:: Data entries ::
>> begin

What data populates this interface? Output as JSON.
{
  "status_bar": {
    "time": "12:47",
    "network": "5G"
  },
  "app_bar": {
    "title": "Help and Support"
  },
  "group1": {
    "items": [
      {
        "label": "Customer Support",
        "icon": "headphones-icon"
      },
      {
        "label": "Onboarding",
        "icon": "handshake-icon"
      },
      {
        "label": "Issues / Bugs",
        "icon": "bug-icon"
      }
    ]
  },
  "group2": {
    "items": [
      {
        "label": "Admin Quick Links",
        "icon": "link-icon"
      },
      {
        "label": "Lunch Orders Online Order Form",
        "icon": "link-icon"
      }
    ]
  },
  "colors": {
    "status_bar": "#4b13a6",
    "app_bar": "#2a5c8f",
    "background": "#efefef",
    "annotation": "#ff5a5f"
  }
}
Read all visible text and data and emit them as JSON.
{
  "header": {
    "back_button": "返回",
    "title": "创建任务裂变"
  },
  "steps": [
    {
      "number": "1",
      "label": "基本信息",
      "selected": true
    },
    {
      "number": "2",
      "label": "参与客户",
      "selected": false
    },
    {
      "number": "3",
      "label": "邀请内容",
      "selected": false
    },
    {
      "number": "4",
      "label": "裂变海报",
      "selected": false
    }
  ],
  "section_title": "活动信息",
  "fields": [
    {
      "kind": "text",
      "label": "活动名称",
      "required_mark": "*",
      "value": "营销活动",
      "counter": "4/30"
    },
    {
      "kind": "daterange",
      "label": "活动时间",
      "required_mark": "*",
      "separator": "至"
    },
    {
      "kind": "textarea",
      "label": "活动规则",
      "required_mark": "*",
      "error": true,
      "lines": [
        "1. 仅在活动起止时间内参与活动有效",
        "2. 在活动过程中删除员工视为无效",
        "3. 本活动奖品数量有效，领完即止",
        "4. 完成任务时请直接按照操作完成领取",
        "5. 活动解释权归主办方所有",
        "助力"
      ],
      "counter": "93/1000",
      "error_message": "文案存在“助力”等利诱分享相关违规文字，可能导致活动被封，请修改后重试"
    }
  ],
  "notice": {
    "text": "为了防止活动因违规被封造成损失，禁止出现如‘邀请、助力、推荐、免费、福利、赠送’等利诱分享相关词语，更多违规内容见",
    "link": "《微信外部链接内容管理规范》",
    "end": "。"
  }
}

>> end

:: GIVEN REQUEST ::
Wherever a line in the data above holds "label", copy that line.

:: SOLUTION ::
        "label": "Customer Support",
        "label": "Onboarding",
        "label": "Issues / Bugs",
        "label": "Admin Quick Links",
        "label": "Lunch Orders Online Order Form",
      "label": "基本信息",
      "label": "参与客户",
      "label": "邀请内容",
      "label": "裂变海报",
      "label": "活动名称",
      "label": "活动时间",
      "label": "活动规则",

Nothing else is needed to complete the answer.